What to produce ::
Beneath this sentence is a set of records; write each of them out exactly.
------------------------------------
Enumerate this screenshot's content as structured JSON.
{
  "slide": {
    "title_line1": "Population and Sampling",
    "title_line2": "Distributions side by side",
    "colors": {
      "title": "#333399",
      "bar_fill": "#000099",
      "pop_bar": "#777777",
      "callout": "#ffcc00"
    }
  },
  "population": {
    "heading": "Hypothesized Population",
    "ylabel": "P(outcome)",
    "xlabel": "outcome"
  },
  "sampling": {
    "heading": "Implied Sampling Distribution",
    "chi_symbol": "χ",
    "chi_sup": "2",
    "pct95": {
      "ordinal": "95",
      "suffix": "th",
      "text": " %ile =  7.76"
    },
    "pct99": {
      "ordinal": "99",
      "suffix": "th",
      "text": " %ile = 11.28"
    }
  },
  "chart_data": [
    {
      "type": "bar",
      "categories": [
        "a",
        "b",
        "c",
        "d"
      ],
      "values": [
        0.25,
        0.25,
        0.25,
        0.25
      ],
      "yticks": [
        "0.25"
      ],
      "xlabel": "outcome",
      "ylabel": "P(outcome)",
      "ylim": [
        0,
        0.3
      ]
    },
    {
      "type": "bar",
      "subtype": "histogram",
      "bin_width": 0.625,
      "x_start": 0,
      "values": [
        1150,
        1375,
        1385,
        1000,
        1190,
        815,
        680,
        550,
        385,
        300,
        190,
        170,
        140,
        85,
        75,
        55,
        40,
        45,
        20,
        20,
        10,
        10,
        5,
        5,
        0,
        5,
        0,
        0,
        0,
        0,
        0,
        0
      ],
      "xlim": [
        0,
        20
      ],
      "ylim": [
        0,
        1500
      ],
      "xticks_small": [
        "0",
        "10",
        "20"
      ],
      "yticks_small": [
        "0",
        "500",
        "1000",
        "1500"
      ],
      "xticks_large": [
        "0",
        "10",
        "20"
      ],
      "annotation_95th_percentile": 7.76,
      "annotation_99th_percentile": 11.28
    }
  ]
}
------------------------------------
Written response ::
Enumerate this screenshot's content as structured JSON.
{
  "slide": {
    "title_line1": "Population and Sampling",
    "title_line2": "Distributions side by side",
    "colors": {
      "title": "#333399",
      "bar_fill": "#000099",
      "pop_bar": "#777777",
      "callout": "#ffcc00"
    }
  },
  "population": {
    "heading": "Hypothesized Population",
    "ylabel": "P(outcome)",
    "xlabel": "outcome"
  },
  "sampling": {
    "heading": "Implied Sampling Distribution",
    "chi_symbol": "χ",
    "chi_sup": "2",
    "pct95": {
      "ordinal": "95",
      "suffix": "th",
      "text": " %ile =  7.76"
    },
    "pct99": {
      "ordinal": "99",
      "suffix": "th",
      "text": " %ile = 11.28"
    }
  },
  "chart_data": [
    {
      "type": "bar",
      "categories": [
        "a",
        "b",
        "c",
        "d"
      ],
      "values": [
        0.25,
        0.25,
        0.25,
        0.25
      ],
      "yticks": [
        "0.25"
      ],
      "xlabel": "outcome",
      "ylabel": "P(outcome)",
      "ylim": [
        0,
        0.3
      ]
    },
    {
      "type": "bar",
      "subtype": "histogram",
      "bin_width": 0.625,
      "x_start": 0,
      "values": [
        1150,
        1375,
        1385,
        1000,
        1190,
        815,
        680,
        550,
        385,
        300,
        190,
        170,
        140,
        85,
        75,
        55,
        40,
        45,
        20,
        20,
        10,
        10,
        5,
        5,
        0,
        5,
        0,
        0,
        0,
        0,
        0,
        0
      ],
      "xlim": [
        0,
        20
      ],
      "ylim": [
        0,
        1500
      ],
      "xticks_small": [
        "0",
        "10",
        "20"
      ],
      "yticks_small": [
        "0",
        "500",
        "1000",
        "1500"
      ],
      "xticks_large": [
        "0",
        "10",
        "20"
      ],
      "annotation_95th_percentile": 7.76,
      "annotation_99th_percentile": 11.28
    }
  ]
}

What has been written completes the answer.